— Begin SUPPLIED INFORMATION —
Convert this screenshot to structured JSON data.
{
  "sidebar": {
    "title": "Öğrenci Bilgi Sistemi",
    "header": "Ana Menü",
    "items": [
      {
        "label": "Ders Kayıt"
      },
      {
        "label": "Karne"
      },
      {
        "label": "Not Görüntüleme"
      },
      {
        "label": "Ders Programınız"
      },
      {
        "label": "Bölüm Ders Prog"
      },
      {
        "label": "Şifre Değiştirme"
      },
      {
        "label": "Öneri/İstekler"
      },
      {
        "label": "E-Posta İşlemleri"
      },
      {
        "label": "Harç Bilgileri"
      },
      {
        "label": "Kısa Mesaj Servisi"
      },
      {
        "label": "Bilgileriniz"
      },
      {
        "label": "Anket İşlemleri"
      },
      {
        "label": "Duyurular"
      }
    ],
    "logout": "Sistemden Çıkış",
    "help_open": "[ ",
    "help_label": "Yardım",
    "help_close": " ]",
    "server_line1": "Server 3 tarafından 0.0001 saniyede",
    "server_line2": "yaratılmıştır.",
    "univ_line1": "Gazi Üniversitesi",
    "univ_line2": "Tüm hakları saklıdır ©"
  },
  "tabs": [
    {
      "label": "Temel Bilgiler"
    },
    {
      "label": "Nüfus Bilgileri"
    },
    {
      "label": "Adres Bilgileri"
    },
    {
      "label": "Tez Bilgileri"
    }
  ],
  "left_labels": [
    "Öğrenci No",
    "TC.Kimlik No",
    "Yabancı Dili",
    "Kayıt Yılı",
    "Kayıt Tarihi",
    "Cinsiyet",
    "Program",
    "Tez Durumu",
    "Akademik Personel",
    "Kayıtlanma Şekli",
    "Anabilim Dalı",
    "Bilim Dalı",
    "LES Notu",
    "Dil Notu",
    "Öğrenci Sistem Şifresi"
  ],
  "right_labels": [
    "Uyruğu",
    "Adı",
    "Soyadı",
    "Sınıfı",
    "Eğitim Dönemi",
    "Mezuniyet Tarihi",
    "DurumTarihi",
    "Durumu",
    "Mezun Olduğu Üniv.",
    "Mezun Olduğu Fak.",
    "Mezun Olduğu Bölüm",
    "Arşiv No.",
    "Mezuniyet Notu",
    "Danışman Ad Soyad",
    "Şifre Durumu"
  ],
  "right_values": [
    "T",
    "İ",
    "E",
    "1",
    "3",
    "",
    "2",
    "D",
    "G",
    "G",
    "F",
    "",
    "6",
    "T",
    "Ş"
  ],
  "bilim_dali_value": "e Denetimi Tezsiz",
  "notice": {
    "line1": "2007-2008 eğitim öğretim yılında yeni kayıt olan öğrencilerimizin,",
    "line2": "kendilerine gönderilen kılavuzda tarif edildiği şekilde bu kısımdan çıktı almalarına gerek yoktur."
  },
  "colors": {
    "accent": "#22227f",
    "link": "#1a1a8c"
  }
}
— End SUPPLIED INFORMATION —
Reproduce the listing shown above in its entirety, exactly.

Convert this screenshot to structured JSON data.
{
  "sidebar": {
    "title": "Öğrenci Bilgi Sistemi",
    "header": "Ana Menü",
    "items": [
      {
        "label": "Ders Kayıt"
      },
      {
        "label": "Karne"
      },
      {
        "label": "Not Görüntüleme"
      },
      {
        "label": "Ders Programınız"
      },
      {
        "label": "Bölüm Ders Prog"
      },
      {
        "label": "Şifre Değiştirme"
      },
      {
        "label": "Öneri/İstekler"
      },
      {
        "label": "E-Posta İşlemleri"
      },
      {
        "label": "Harç Bilgileri"
      },
      {
        "label": "Kısa Mesaj Servisi"
      },
      {
        "label": "Bilgileriniz"
      },
      {
        "label": "Anket İşlemleri"
      },
      {
        "label": "Duyurular"
      }
    ],
    "logout": "Sistemden Çıkış",
    "help_open": "[ ",
    "help_label": "Yardım",
    "help_close": " ]",
    "server_line1": "Server 3 tarafından 0.0001 saniyede",
    "server_line2": "yaratılmıştır.",
    "univ_line1": "Gazi Üniversitesi",
    "univ_line2": "Tüm hakları saklıdır ©"
  },
  "tabs": [
    {
      "label": "Temel Bilgiler"
    },
    {
      "label": "Nüfus Bilgileri"
    },
    {
      "label": "Adres Bilgileri"
    },
    {
      "label": "Tez Bilgileri"
    }
  ],
  "left_labels": [
    "Öğrenci No",
    "TC.Kimlik No",
    "Yabancı Dili",
    "Kayıt Yılı",
    "Kayıt Tarihi",
    "Cinsiyet",
    "Program",
    "Tez Durumu",
    "Akademik Personel",
    "Kayıtlanma Şekli",
    "Anabilim Dalı",
    "Bilim Dalı",
    "LES Notu",
    "Dil Notu",
    "Öğrenci Sistem Şifresi"
  ],
  "right_labels": [
    "Uyruğu",
    "Adı",
    "Soyadı",
    "Sınıfı",
    "Eğitim Dönemi",
    "Mezuniyet Tarihi",
    "DurumTarihi",
    "Durumu",
    "Mezun Olduğu Üniv.",
    "Mezun Olduğu Fak.",
    "Mezun Olduğu Bölüm",
    "Arşiv No.",
    "Mezuniyet Notu",
    "Danışman Ad Soyad",
    "Şifre Durumu"
  ],
  "right_values": [
    "T",
    "İ",
    "E",
    "1",
    "3",
    "",
    "2",
    "D",
    "G",
    "G",
    "F",
    "",
    "6",
    "T",
    "Ş"
  ],
  "bilim_dali_value": "e Denetimi Tezsiz",
  "notice": {
    "line1": "2007-2008 eğitim öğretim yılında yeni kayıt olan öğrencilerimizin,",
    "line2": "kendilerine gönderilen kılavuzda tarif edildiği şekilde bu kısımdan çıktı almalarına gerek yoktur."
  },
  "colors": {
    "accent": "#22227f",
    "link": "#1a1a8c"
  }
}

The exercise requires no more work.